### TASK PROMPT
Tell how many lines carry the word "icon"; the reply is the number and nothing else.

### DATASET
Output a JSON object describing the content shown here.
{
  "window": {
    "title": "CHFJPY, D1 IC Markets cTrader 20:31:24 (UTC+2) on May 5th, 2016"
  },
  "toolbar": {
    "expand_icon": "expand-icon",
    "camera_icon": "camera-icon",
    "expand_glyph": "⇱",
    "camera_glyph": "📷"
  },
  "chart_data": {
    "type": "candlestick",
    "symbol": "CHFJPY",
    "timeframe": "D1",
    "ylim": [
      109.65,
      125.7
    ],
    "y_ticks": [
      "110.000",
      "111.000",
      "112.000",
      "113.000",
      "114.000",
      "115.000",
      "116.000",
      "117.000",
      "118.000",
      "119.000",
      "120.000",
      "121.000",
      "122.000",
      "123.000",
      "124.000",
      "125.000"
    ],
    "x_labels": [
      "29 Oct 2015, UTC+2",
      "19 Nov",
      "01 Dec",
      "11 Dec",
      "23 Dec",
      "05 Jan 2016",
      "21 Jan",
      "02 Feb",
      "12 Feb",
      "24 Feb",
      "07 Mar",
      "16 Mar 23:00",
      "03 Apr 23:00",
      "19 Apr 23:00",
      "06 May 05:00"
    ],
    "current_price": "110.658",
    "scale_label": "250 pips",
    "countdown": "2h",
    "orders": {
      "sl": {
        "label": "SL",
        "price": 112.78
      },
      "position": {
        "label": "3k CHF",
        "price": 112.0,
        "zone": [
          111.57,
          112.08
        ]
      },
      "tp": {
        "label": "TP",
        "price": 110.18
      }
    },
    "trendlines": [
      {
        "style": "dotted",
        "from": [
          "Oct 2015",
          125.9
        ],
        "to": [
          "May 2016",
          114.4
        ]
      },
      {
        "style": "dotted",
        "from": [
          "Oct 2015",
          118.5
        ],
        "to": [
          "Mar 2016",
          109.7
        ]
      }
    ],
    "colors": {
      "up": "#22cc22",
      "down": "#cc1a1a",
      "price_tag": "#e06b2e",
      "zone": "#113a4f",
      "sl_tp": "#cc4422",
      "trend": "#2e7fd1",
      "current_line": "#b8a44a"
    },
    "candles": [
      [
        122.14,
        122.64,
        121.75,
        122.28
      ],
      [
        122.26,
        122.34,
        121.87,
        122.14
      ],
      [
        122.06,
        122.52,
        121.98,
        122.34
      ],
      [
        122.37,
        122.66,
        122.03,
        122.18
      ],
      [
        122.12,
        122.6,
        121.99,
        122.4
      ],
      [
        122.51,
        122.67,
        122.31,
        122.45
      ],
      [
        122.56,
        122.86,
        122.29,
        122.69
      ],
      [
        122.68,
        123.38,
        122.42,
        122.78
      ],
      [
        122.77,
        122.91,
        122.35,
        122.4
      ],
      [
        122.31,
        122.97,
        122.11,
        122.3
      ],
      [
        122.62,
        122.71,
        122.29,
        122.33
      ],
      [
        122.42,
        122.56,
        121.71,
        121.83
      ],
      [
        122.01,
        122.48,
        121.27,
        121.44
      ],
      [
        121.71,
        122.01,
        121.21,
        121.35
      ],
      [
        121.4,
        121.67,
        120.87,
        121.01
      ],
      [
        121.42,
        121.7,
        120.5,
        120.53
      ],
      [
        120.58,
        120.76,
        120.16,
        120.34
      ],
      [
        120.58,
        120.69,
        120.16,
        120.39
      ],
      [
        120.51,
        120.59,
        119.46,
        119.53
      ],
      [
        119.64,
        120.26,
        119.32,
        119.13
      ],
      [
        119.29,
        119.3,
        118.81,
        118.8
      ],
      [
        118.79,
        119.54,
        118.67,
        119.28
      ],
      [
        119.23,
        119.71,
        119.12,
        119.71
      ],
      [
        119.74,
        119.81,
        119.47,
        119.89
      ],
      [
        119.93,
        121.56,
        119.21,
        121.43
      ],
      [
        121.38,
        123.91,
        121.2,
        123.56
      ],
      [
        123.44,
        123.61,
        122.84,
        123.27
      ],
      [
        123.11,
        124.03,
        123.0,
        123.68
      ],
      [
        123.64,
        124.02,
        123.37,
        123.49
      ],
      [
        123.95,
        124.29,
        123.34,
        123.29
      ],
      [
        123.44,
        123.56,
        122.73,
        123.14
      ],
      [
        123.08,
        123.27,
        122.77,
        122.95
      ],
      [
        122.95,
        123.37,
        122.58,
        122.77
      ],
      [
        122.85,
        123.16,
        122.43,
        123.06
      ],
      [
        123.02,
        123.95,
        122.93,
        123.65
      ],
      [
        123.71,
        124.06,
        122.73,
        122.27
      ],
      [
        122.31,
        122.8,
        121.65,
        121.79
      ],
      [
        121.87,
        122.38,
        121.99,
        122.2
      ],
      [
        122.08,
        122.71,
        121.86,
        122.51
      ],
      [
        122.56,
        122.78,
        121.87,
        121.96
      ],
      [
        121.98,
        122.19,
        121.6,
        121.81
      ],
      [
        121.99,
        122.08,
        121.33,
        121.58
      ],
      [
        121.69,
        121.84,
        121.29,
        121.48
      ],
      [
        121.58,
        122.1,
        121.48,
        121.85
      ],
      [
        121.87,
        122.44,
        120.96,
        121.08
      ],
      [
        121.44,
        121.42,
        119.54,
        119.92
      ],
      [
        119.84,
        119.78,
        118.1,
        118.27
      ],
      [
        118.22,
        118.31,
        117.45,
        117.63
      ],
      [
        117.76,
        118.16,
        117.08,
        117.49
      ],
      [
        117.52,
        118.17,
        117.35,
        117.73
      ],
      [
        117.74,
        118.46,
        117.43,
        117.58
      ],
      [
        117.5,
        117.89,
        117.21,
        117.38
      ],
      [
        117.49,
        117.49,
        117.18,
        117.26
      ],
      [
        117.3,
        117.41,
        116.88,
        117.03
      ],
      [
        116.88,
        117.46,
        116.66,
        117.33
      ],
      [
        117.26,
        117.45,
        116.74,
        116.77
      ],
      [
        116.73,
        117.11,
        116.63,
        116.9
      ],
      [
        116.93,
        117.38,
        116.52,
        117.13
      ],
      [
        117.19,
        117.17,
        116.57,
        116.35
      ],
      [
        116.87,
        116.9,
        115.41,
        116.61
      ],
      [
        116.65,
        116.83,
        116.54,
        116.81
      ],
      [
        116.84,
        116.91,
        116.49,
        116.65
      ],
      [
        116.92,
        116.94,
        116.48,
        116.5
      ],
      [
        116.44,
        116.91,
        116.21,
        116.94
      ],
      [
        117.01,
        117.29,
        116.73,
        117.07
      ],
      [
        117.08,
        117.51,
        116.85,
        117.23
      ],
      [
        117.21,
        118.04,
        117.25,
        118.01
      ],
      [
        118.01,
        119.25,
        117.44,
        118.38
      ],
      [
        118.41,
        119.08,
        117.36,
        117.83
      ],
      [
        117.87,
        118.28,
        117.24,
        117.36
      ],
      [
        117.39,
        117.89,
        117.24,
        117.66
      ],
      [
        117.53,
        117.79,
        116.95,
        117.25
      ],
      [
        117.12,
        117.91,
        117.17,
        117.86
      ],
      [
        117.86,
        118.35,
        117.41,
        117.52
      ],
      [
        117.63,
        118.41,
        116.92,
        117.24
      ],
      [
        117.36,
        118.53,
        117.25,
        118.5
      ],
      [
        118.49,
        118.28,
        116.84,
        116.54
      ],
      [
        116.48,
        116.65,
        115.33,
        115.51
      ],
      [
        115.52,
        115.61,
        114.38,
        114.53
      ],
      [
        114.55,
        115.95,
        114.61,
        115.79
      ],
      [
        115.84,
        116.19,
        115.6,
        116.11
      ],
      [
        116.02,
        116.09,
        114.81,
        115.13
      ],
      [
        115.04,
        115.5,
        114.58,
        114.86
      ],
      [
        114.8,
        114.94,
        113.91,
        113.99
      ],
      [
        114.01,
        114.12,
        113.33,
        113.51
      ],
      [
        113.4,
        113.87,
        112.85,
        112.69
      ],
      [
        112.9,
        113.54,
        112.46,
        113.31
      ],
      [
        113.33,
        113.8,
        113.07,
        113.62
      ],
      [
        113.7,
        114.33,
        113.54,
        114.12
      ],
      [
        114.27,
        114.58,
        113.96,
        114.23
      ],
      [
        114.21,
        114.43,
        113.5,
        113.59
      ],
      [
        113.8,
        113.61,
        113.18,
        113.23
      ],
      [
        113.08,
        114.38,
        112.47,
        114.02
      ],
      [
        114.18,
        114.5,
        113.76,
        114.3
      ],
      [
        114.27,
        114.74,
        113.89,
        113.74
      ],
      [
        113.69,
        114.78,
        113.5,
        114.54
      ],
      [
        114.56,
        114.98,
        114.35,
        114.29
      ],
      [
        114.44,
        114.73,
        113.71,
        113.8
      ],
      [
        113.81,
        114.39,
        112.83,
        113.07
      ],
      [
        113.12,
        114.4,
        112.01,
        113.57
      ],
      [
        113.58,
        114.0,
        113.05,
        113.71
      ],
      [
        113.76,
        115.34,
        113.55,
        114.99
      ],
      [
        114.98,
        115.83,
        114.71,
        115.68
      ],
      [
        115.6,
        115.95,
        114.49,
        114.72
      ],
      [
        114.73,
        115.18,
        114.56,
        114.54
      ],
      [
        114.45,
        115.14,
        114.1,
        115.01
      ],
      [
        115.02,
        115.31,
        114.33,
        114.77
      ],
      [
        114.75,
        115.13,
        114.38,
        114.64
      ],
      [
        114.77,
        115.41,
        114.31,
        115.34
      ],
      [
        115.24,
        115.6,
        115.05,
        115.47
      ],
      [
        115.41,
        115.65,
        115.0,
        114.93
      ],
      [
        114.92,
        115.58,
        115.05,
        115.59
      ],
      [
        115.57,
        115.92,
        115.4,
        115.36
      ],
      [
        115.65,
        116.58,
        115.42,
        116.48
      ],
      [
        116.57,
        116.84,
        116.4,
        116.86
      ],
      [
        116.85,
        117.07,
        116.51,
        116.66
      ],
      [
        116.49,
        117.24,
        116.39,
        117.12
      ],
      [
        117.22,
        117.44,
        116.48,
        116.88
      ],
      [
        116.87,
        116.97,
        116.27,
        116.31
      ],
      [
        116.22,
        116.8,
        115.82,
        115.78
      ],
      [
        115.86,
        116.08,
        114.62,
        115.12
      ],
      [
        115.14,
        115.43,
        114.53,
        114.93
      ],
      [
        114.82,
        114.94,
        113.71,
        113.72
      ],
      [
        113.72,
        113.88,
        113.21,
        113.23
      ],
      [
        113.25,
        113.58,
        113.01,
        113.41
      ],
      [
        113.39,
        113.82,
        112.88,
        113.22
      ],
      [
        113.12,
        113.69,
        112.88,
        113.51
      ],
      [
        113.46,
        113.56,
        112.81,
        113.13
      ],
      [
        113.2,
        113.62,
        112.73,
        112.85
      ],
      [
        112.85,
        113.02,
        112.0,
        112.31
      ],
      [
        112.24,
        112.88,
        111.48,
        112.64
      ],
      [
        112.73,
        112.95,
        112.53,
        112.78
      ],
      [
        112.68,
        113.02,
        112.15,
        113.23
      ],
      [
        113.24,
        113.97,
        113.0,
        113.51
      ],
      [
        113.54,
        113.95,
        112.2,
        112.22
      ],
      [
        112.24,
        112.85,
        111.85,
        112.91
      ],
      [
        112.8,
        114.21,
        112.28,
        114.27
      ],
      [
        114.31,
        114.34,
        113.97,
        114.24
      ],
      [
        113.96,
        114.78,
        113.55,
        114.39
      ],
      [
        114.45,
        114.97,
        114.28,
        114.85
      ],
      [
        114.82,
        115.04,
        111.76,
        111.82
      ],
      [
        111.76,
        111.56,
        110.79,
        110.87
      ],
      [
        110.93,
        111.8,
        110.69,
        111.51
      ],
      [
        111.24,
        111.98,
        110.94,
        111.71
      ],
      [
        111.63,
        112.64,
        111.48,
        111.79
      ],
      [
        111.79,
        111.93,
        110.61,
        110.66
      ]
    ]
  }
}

### WRITTEN ANSWER
2